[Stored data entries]

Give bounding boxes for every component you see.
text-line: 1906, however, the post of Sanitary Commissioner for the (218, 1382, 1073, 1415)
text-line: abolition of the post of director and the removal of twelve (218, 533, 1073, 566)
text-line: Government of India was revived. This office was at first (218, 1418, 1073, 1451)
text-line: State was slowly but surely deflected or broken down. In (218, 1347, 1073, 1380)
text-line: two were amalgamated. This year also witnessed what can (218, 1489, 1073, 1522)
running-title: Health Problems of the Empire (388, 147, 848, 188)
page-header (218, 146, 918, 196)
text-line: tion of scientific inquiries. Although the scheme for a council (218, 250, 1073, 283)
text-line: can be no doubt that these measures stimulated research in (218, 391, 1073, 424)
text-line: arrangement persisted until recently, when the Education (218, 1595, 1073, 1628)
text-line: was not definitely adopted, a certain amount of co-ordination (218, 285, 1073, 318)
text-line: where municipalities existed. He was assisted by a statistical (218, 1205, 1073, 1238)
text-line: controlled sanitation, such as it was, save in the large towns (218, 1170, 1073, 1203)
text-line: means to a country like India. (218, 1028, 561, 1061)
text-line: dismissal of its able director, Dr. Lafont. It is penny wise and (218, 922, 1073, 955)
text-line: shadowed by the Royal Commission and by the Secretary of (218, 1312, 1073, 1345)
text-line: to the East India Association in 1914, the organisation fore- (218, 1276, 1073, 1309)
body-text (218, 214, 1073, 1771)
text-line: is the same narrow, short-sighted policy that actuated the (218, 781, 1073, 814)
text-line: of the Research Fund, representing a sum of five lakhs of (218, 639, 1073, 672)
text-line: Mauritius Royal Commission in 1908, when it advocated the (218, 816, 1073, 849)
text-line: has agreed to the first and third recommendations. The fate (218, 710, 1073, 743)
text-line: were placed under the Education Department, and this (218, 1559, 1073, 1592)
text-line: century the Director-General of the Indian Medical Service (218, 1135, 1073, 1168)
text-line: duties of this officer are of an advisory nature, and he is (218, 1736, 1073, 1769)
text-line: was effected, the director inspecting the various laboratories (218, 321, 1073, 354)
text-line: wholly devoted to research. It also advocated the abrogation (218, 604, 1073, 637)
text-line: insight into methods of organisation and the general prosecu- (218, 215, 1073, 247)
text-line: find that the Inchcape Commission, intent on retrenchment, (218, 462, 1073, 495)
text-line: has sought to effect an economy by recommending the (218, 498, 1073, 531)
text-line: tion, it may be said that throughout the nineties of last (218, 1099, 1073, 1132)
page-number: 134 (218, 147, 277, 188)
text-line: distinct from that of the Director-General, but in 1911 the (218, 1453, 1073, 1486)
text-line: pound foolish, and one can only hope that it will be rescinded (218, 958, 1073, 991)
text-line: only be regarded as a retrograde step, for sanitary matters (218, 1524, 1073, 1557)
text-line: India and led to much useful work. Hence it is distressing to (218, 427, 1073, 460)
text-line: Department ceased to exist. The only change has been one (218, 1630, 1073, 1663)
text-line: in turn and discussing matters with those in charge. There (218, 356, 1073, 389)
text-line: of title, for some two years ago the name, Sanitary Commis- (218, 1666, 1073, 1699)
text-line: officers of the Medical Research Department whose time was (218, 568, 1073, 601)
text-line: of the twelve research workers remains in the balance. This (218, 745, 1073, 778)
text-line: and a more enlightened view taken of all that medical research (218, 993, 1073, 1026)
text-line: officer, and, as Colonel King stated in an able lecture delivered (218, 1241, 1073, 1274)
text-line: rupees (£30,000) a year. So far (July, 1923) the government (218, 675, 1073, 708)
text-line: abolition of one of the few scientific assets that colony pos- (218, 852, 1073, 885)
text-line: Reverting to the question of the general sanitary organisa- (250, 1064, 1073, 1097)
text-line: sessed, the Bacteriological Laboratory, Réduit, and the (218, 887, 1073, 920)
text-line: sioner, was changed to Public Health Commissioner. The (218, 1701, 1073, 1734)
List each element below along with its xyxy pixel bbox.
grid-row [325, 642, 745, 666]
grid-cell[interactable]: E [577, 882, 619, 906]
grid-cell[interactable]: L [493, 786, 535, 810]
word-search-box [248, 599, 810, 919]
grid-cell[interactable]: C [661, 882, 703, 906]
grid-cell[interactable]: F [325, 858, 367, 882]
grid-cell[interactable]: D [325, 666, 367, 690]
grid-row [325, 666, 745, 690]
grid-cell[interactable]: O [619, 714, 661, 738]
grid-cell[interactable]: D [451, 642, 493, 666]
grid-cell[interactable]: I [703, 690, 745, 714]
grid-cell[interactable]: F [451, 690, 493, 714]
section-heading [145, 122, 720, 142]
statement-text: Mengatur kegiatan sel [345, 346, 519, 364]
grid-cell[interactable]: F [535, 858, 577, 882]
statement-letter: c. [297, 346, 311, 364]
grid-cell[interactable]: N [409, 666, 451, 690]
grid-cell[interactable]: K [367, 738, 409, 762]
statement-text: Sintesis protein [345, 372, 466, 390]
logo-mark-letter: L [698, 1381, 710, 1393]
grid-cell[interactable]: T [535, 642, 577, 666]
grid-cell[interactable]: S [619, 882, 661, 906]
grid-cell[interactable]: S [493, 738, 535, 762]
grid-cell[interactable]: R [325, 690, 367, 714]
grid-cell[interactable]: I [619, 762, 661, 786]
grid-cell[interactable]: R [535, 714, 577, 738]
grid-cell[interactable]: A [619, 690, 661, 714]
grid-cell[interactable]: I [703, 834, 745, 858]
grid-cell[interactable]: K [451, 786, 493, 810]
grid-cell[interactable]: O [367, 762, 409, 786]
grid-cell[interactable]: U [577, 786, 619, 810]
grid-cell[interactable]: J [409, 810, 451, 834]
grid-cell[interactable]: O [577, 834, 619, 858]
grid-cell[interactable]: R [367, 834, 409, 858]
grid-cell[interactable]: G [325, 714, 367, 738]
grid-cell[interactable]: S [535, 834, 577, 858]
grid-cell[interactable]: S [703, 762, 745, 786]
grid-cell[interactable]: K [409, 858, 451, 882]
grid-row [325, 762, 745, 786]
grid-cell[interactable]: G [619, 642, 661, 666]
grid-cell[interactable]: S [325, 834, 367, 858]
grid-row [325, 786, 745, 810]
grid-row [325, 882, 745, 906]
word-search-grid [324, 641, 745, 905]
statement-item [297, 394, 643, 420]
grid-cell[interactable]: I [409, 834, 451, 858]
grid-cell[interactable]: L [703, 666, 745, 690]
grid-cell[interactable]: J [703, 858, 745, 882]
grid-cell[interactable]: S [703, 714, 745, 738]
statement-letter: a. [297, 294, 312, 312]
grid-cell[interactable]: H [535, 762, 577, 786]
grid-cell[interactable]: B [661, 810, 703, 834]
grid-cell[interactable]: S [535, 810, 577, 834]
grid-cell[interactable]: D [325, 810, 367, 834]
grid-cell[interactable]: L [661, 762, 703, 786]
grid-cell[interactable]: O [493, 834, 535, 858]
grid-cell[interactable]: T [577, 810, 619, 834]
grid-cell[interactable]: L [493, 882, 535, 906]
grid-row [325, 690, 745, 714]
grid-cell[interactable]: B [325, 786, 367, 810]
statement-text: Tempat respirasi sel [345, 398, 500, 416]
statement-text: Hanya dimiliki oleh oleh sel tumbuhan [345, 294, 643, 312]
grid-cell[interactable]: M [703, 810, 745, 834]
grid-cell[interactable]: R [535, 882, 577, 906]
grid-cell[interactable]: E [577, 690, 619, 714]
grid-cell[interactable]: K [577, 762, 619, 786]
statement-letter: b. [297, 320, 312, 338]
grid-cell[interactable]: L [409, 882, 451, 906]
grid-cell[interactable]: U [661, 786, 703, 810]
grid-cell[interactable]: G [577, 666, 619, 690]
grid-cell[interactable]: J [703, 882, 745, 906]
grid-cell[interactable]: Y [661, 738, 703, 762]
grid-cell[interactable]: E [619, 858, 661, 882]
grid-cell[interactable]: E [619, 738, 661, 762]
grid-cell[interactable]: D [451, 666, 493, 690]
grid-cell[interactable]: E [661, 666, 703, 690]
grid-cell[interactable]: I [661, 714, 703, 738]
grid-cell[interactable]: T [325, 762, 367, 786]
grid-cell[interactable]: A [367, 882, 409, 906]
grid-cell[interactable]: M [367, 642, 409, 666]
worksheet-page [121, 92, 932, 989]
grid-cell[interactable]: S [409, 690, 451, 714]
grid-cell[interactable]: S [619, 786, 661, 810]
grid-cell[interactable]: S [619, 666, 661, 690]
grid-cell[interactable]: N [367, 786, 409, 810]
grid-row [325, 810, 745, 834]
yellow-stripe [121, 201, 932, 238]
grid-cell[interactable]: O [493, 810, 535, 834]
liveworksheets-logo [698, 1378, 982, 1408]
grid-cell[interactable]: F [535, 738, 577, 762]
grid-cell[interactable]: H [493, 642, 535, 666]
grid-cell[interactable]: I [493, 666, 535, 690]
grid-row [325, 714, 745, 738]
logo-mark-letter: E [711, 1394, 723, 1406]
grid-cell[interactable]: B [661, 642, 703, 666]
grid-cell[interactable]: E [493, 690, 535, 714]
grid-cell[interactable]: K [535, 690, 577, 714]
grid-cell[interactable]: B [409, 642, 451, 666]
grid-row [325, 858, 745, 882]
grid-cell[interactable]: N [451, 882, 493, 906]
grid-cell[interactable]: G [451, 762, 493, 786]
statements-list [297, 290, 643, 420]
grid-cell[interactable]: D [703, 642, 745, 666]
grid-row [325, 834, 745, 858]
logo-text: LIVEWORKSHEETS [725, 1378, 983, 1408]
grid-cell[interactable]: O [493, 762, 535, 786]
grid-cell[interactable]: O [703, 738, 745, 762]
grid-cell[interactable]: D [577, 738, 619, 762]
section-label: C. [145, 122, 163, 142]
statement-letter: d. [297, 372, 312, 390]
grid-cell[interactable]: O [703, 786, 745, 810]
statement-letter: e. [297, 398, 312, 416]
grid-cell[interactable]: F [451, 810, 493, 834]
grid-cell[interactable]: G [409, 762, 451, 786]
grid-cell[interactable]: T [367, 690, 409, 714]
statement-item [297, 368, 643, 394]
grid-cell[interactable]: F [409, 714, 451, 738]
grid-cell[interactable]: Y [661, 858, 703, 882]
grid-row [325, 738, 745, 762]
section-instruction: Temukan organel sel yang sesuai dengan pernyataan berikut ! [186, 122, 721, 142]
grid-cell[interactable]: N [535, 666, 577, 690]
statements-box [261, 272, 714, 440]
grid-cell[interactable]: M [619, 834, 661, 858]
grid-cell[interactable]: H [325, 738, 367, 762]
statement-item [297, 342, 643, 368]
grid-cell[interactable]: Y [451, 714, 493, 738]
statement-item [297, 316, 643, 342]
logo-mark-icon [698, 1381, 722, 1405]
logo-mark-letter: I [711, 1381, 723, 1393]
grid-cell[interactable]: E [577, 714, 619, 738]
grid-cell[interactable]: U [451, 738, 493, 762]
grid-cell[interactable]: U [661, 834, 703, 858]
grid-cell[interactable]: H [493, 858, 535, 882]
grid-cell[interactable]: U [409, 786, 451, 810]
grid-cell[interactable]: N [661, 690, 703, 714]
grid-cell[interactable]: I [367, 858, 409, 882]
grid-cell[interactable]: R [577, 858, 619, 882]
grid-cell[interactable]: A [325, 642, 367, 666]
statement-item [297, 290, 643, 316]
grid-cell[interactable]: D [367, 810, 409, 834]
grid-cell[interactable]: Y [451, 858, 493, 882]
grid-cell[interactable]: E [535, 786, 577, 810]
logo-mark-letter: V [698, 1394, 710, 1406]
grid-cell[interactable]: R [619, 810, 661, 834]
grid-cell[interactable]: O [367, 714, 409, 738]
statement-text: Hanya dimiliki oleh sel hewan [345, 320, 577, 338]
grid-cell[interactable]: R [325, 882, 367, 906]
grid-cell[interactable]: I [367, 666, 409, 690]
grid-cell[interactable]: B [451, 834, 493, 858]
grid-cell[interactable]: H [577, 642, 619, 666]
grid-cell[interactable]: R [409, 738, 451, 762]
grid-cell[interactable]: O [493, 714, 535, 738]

AIM OF THE TASK:
The answer must be every line from the records above that contains the word "when", copied out.

RESULT:
text-line: arrangement persisted until recently, when the Education (218, 1595, 1073, 1628)
text-line: Mauritius Royal Commission in 1908, when it advocated the (218, 816, 1073, 849)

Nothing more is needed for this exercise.